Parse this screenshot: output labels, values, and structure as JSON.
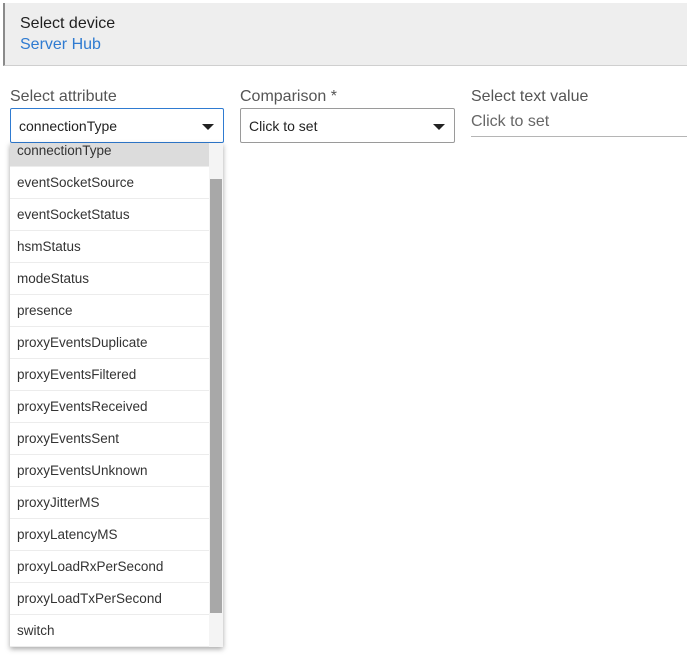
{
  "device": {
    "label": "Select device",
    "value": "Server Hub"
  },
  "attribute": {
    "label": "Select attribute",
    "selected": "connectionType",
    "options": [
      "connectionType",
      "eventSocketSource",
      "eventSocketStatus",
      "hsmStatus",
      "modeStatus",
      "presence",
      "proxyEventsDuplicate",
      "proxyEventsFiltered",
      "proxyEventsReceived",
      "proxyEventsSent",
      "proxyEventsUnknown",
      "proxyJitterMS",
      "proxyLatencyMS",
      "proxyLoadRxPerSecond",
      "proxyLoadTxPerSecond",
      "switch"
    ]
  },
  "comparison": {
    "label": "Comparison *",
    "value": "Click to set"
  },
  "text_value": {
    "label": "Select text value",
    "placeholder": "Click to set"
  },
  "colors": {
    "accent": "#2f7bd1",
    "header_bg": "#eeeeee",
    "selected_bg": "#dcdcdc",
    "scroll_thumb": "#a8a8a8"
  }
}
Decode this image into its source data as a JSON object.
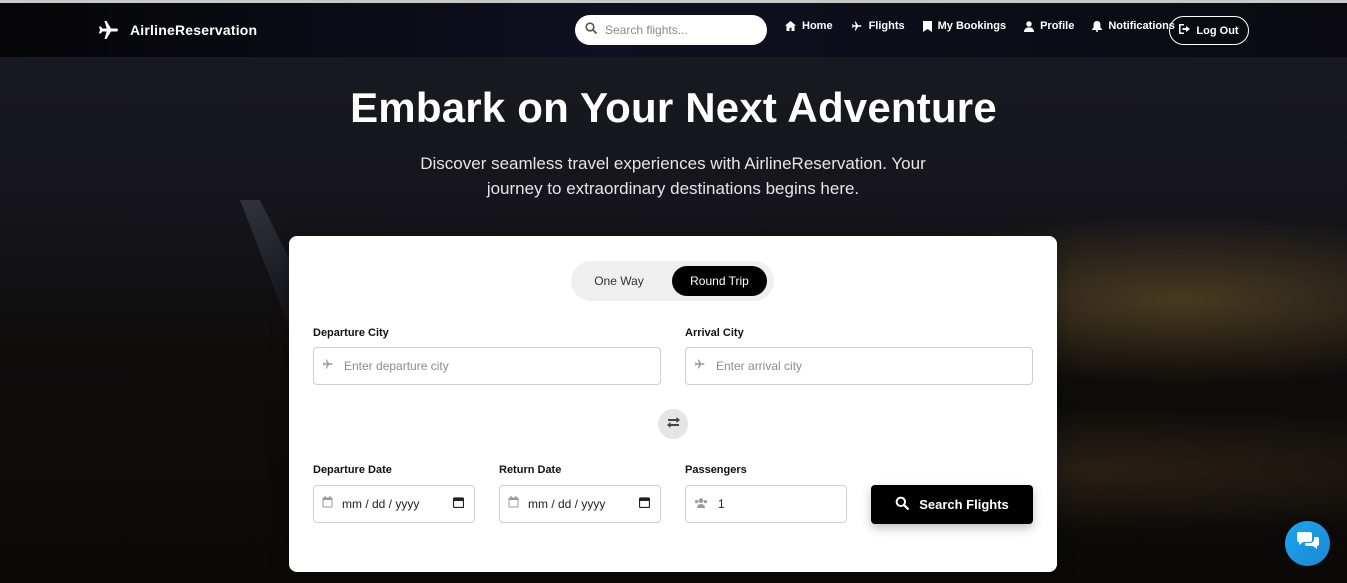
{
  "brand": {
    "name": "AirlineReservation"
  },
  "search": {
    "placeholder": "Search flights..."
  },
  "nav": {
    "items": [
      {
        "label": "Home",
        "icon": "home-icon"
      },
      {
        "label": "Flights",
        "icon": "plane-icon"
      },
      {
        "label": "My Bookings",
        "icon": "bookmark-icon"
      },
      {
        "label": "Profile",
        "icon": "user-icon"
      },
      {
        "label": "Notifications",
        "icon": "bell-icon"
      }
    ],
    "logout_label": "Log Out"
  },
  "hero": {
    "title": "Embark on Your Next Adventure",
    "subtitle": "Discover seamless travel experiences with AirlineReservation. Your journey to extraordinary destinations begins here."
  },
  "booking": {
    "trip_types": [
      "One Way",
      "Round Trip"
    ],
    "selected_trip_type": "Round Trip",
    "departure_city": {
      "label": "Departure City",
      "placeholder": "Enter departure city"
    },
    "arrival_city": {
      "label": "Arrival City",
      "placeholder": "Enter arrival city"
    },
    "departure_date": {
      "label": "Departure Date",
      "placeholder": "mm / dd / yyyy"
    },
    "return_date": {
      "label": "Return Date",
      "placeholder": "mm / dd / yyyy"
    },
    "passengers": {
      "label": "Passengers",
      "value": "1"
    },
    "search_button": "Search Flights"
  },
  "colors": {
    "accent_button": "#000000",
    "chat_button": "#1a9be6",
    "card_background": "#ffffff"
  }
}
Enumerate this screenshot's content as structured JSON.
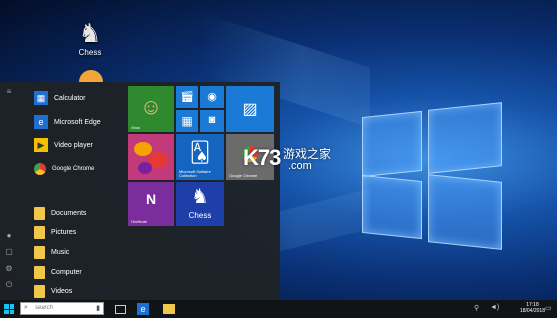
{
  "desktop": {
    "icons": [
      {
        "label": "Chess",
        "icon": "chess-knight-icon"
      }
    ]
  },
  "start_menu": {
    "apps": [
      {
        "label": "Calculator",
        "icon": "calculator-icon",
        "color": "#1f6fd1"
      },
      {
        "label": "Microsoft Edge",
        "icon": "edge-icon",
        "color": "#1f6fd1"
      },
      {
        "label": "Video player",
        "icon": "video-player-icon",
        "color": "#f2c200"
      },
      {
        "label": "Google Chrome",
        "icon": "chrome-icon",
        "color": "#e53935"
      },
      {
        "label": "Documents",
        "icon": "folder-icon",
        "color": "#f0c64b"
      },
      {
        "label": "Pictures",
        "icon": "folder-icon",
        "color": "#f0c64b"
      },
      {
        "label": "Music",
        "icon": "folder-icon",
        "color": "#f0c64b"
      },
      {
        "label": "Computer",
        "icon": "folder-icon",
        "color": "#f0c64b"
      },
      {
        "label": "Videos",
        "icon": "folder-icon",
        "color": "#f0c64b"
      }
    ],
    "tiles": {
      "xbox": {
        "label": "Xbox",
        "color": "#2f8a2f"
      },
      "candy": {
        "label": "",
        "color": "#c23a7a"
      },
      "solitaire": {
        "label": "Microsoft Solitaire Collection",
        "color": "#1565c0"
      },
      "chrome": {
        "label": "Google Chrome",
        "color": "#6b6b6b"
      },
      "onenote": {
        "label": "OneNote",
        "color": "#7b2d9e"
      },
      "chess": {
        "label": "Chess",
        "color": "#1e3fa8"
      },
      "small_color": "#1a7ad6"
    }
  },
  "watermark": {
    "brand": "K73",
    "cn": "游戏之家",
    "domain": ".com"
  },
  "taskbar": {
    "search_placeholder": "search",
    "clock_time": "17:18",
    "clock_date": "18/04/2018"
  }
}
==
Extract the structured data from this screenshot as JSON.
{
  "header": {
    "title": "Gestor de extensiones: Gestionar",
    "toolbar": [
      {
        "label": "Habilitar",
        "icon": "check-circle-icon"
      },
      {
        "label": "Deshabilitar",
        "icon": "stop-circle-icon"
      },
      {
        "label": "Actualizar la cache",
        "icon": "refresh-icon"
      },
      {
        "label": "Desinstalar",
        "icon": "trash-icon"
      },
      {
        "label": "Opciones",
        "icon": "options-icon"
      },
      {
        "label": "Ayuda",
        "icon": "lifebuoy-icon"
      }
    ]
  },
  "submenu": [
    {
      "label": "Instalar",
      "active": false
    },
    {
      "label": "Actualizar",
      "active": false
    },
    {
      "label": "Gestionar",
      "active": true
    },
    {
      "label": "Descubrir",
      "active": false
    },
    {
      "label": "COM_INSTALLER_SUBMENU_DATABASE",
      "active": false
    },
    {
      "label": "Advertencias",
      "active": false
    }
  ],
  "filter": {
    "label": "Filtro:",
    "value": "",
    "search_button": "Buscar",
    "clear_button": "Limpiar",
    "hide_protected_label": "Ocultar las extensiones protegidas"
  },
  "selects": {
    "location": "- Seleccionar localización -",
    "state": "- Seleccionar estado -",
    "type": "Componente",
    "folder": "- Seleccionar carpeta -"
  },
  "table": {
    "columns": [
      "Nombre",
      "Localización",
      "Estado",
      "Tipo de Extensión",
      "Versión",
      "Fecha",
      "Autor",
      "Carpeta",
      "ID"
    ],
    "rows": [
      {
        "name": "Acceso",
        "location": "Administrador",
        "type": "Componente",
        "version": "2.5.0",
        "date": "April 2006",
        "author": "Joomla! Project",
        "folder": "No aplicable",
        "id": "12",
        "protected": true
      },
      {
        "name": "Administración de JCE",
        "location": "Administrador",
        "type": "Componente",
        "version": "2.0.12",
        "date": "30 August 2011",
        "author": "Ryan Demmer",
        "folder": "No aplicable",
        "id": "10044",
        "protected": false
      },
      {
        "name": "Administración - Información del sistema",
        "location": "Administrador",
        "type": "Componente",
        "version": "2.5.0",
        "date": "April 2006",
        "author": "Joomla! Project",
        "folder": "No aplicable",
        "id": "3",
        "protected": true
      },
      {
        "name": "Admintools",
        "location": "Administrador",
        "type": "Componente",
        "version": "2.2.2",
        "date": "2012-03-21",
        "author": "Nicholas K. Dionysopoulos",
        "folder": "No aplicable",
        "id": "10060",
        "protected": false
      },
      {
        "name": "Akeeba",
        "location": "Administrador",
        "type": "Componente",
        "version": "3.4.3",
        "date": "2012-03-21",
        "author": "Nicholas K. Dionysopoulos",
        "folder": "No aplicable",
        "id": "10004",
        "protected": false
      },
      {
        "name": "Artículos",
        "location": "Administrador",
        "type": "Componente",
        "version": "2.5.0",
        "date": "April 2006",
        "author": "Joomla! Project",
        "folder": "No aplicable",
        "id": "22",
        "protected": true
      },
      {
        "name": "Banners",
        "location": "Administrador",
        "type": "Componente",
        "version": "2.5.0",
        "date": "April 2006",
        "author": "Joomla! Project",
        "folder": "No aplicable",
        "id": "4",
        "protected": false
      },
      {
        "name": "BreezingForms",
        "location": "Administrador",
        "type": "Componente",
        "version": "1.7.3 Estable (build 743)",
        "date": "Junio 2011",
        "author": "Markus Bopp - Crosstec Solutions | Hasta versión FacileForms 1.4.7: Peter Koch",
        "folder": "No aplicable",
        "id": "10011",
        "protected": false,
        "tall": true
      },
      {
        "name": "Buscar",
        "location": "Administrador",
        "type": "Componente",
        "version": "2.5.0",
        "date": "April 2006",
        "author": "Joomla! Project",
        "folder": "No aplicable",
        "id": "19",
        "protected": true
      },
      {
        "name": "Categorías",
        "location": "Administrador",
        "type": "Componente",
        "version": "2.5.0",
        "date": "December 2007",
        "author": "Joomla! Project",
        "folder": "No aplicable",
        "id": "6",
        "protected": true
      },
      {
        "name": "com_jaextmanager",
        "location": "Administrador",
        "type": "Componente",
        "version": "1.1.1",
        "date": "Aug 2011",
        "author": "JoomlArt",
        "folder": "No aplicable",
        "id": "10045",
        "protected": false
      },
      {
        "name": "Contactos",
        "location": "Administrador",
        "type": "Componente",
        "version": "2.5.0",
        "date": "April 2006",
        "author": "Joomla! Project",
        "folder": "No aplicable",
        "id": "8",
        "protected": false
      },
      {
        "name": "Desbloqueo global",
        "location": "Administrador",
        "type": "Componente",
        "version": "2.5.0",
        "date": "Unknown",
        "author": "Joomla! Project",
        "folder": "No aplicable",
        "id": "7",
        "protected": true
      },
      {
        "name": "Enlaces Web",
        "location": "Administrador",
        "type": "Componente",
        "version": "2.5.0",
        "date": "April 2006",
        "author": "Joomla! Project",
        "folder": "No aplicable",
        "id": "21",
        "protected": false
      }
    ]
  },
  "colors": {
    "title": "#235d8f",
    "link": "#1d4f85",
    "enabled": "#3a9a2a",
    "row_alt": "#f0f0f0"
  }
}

WHAT TO DO =>
List all lines holding the string "JSON".

RESULT =>
Parse this screenshot: output labels, values, and structure as JSON.
Decode this image into its source data as a JSON object.
Enumerate this screenshot's content as structured JSON.
Extract the structured data from this screenshot as JSON.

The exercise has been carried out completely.